[START OF Records to use]
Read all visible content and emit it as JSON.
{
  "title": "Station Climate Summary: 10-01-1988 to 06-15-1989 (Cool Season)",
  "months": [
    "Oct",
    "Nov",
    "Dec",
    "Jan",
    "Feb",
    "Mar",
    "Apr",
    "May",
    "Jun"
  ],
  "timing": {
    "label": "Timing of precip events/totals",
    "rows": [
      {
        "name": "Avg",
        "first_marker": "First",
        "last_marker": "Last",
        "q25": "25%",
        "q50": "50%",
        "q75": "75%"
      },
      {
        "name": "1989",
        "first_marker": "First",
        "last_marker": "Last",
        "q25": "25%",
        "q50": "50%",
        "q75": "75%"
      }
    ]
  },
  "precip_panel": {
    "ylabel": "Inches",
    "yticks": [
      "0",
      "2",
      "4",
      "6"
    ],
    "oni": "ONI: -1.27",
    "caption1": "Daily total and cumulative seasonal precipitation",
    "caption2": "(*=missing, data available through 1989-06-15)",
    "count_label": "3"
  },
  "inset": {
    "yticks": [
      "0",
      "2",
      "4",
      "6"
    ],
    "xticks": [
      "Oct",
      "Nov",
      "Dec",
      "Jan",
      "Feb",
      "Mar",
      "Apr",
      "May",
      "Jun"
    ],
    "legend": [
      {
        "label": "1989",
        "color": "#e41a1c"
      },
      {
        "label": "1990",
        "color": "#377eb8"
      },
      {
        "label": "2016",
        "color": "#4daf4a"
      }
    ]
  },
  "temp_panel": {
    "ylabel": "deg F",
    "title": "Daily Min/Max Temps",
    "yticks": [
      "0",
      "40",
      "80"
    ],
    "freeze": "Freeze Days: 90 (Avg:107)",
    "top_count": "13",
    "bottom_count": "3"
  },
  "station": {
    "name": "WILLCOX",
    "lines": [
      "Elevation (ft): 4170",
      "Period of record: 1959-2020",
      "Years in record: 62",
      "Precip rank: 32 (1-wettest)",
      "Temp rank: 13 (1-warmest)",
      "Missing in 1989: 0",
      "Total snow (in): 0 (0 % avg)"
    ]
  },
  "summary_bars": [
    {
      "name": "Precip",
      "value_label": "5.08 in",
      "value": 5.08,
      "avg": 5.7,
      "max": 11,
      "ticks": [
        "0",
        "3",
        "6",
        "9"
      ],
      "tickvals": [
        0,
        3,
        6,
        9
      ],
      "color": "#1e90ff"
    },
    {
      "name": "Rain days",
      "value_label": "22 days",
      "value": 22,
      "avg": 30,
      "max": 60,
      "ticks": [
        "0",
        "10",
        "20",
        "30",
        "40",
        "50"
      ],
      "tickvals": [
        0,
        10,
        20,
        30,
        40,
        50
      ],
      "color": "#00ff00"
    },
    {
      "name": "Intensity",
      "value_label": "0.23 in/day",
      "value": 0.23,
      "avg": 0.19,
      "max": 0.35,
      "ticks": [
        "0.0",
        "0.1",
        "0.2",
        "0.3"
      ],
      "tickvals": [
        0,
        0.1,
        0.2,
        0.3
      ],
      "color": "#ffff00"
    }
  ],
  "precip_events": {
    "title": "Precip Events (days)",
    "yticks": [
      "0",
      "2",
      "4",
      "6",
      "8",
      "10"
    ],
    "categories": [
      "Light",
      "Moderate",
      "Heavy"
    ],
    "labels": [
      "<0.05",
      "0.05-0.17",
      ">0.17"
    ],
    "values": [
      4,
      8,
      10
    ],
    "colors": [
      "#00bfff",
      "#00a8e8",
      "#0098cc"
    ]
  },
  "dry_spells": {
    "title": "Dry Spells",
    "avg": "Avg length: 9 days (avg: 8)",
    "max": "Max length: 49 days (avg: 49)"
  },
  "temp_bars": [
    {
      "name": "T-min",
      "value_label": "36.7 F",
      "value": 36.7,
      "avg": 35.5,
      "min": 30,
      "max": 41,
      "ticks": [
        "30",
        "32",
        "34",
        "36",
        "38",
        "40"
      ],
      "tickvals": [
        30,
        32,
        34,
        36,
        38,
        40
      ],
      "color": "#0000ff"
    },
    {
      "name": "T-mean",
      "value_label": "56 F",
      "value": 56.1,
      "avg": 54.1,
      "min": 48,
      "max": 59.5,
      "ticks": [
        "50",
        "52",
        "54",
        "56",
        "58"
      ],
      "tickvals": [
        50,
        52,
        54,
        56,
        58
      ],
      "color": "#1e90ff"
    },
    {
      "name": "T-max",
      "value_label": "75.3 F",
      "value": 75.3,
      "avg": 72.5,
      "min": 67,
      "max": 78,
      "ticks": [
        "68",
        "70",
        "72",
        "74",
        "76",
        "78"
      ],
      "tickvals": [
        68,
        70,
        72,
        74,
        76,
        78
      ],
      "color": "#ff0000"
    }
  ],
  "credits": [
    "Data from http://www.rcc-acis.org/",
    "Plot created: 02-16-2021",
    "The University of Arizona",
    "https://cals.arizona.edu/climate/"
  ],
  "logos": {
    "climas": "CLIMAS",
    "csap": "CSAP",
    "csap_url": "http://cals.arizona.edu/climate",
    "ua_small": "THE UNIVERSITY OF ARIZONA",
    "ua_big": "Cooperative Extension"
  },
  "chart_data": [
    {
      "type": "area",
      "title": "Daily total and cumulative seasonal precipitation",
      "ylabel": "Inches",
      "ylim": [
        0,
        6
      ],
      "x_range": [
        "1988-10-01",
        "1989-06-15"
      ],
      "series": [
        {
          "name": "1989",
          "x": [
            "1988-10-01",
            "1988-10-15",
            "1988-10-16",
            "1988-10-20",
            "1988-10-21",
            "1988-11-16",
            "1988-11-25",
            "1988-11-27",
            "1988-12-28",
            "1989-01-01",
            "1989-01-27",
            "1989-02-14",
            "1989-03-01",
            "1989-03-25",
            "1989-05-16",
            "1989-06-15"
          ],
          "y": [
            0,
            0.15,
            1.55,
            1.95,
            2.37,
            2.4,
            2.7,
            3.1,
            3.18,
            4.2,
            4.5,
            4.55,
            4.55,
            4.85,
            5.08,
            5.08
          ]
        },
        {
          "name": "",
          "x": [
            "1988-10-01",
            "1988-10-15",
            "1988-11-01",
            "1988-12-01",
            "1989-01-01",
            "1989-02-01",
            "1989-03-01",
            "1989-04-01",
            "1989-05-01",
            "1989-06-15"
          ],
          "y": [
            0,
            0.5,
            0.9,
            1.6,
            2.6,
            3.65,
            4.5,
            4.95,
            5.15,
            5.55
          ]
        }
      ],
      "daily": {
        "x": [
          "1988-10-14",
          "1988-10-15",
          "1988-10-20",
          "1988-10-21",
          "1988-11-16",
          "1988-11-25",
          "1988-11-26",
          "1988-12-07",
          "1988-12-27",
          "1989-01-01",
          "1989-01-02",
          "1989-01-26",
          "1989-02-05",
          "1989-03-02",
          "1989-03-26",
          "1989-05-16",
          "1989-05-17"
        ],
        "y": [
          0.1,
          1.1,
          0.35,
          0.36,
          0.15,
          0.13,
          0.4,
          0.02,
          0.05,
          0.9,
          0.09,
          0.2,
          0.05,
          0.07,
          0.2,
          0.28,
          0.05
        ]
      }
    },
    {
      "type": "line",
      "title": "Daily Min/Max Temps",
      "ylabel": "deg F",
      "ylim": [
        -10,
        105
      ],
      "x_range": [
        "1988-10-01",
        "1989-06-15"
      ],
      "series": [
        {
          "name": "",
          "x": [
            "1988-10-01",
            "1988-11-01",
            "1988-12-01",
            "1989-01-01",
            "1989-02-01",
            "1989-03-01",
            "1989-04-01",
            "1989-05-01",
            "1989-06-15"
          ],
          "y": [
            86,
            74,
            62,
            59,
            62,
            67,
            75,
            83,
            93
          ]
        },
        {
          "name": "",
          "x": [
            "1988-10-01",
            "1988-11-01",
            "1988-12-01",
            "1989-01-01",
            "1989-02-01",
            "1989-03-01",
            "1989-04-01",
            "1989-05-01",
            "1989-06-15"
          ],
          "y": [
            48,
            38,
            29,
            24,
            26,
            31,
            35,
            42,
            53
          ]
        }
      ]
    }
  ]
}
[END OF Records to use]
> **Short task**: Find every line that holds "cumulative" and copy it.

> **Solution to this problem**:
    "caption1": "Daily total and cumulative seasonal precipitation",
      "title": "Daily total and cumulative seasonal precipitation",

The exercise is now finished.